— Begin DATA SHOWN —

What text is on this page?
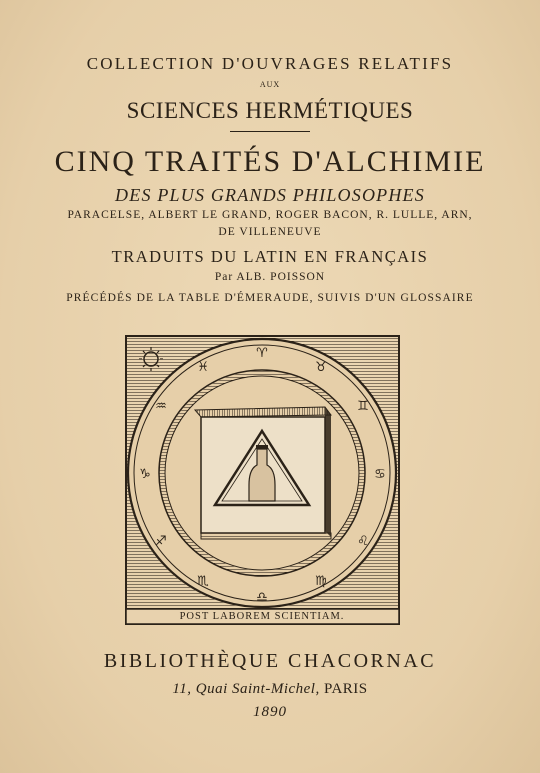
COLLECTION D'OUVRAGES RELATIFS
AUX
SCIENCES HERMÉTIQUES
CINQ TRAITÉS D'ALCHIMIE
DES PLUS GRANDS PHILOSOPHES
PARACELSE, ALBERT LE GRAND, ROGER BACON, R. LULLE, ARN,
DE VILLENEUVE
TRADUITS DU LATIN EN FRANÇAIS
Par ALB. POISSON
PRÉCÉDÉS DE LA TABLE D'ÉMERAUDE, SUIVIS D'UN GLOSSAIRE
♈
♉
♊
♋
♌
♍
♎
♏
♐
♑
♒
♓
POST LABOREM SCIENTIAM.
BIBLIOTHÈQUE CHACORNAC
11, Quai Saint-Michel, PARIS
1890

— End DATA SHOWN —

WHAT TO WORK ON: Print all of the entries word for word. Omit the pictures they contain.

THE REPLY:
What text is on this page?
COLLECTION D'OUVRAGES RELATIFS
AUX
SCIENCES HERMÉTIQUES
CINQ TRAITÉS D'ALCHIMIE
DES PLUS GRANDS PHILOSOPHES
PARACELSE, ALBERT LE GRAND, ROGER BACON, R. LULLE, ARN,
DE VILLENEUVE
TRADUITS DU LATIN EN FRANÇAIS
Par ALB. POISSON
PRÉCÉDÉS DE LA TABLE D'ÉMERAUDE, SUIVIS D'UN GLOSSAIRE
♈
♉
♊
♋
♌
♍
♎
♏
♐
♑
♒
♓
POST LABOREM SCIENTIAM.
BIBLIOTHÈQUE CHACORNAC
11, Quai Saint-Michel, PARIS
1890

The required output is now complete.